#### RECORDS SUPPLIED ####

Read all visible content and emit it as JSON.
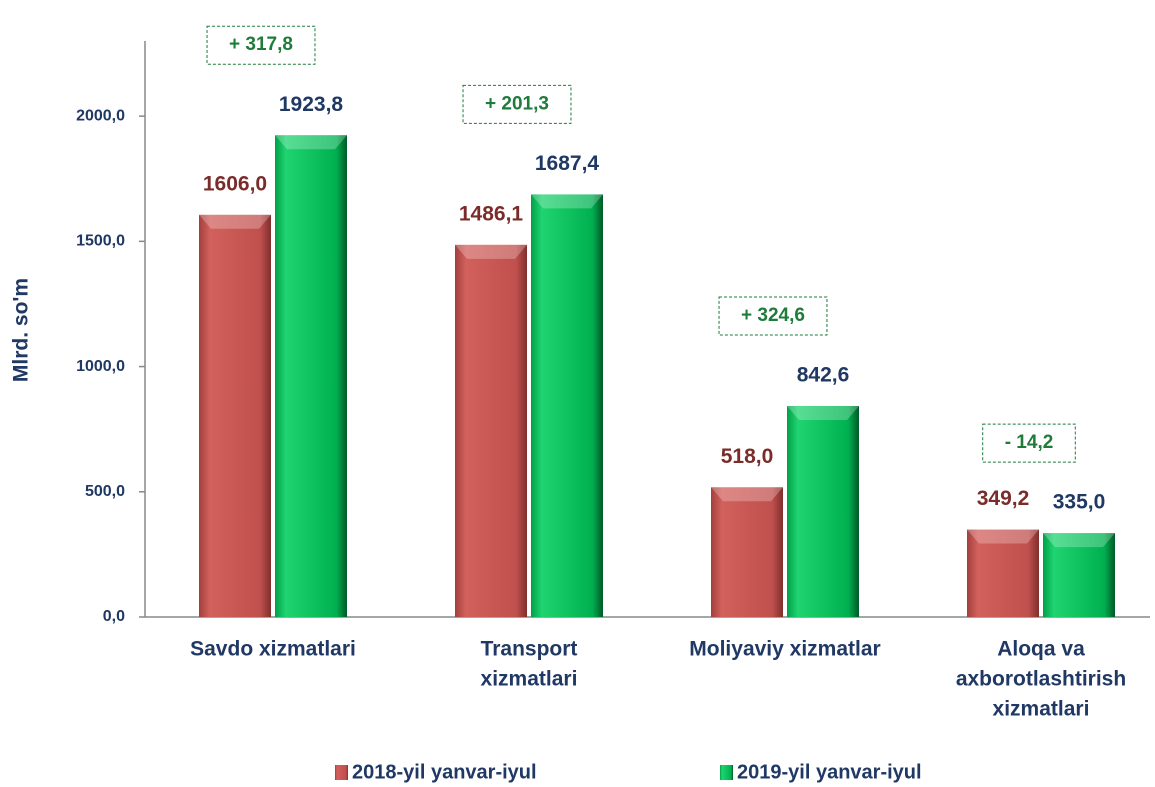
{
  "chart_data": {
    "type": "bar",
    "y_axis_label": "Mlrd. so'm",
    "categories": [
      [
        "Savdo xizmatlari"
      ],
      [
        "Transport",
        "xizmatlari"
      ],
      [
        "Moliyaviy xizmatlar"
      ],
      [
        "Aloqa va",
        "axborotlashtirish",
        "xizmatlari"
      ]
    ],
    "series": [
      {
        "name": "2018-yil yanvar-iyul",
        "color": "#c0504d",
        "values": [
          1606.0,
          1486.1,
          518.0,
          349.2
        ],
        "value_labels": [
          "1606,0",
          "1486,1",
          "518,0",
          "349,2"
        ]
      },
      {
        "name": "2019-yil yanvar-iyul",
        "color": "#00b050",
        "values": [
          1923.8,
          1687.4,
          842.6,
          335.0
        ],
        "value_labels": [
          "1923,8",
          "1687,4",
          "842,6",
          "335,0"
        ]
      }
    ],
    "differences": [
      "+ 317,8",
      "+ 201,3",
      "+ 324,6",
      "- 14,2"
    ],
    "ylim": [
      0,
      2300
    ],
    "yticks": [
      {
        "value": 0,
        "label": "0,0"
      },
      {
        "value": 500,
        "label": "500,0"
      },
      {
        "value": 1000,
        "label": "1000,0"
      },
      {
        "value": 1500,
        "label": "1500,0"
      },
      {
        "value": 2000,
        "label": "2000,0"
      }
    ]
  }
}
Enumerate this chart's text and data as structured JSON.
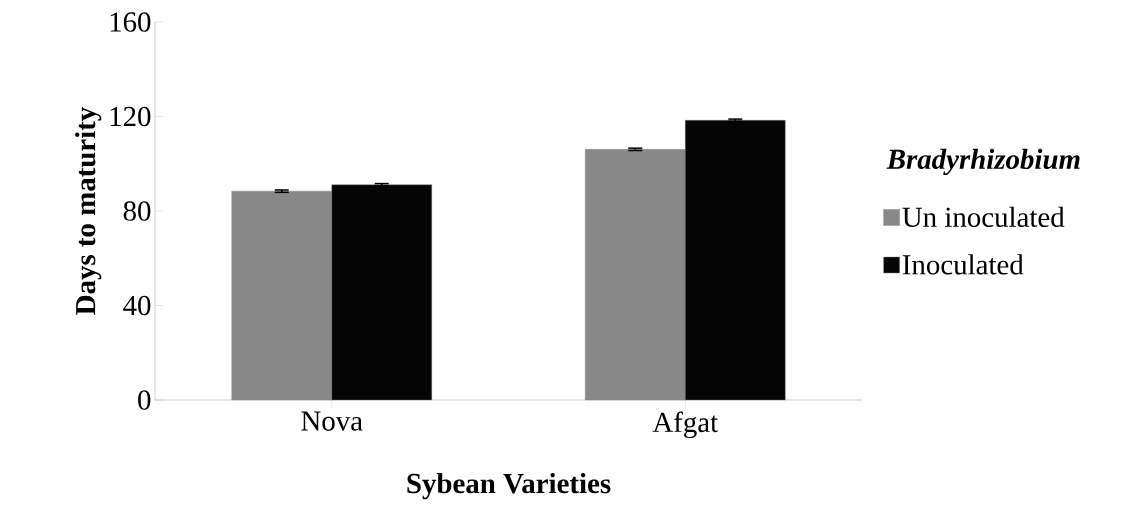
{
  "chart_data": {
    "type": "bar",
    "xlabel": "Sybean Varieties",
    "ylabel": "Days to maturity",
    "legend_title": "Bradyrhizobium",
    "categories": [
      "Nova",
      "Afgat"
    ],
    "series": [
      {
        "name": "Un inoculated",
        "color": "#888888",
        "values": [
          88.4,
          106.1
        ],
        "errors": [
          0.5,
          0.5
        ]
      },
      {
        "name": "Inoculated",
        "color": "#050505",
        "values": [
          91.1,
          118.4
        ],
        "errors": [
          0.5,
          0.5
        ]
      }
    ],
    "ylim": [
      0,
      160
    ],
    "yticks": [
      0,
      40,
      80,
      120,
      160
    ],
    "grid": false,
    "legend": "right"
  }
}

####

- **DO THIS**:
Scan the lines for the string "iyul". Pick out every line that has it.

- **SOLUTION**:
        "name": "2018-yil yanvar-iyul",
        "name": "2019-yil yanvar-iyul",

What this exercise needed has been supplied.